(Data records)

#####

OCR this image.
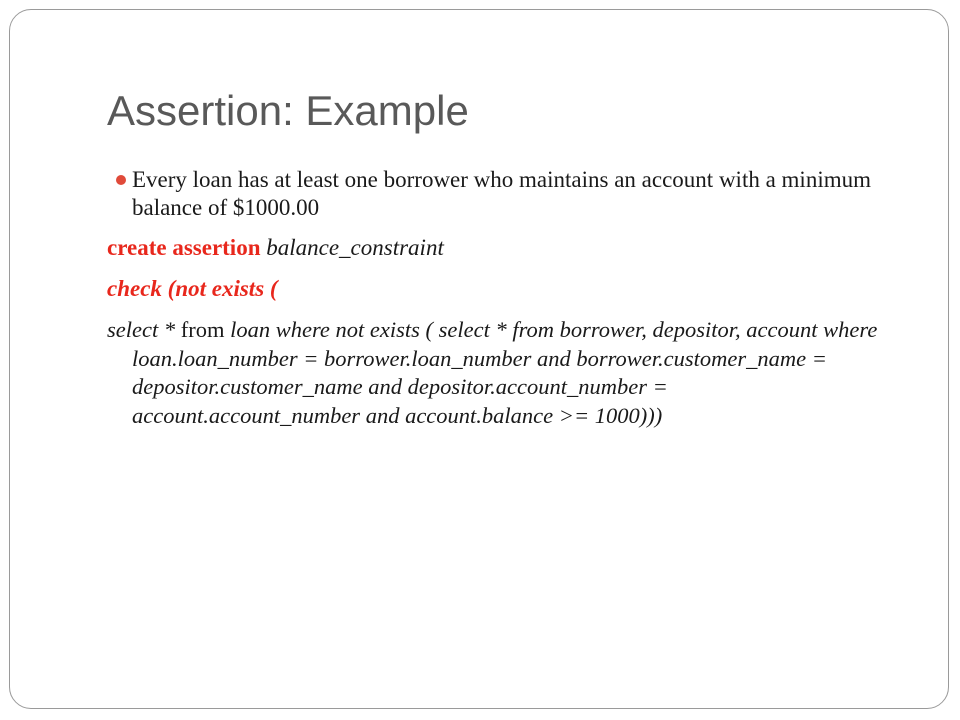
Assertion: Example
Every loan has at least one borrower who maintains an account with a minimum balance of $1000.00

create assertion balance_constraint

check (not exists (

select * from loan where not exists ( select * from borrower, depositor, account where loan.loan_number = borrower.loan_number and borrower.customer_name = depositor.customer_name and depositor.account_number = account.account_number and account.balance >= 1000)))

#####

- DIRECTIONS FOR THIS TASK: Scan the material for lines with the word "account", and copy each line you find.

- TASK RESULT:
Every loan has at least one borrower who maintains an account with a minimum balance of $1000.00
select * from loan where not exists ( select * from borrower, depositor, account where loan.loan_number = borrower.loan_number and borrower.customer_name = depositor.customer_name and depositor.account_number = account.account_number and account.balance >= 1000)))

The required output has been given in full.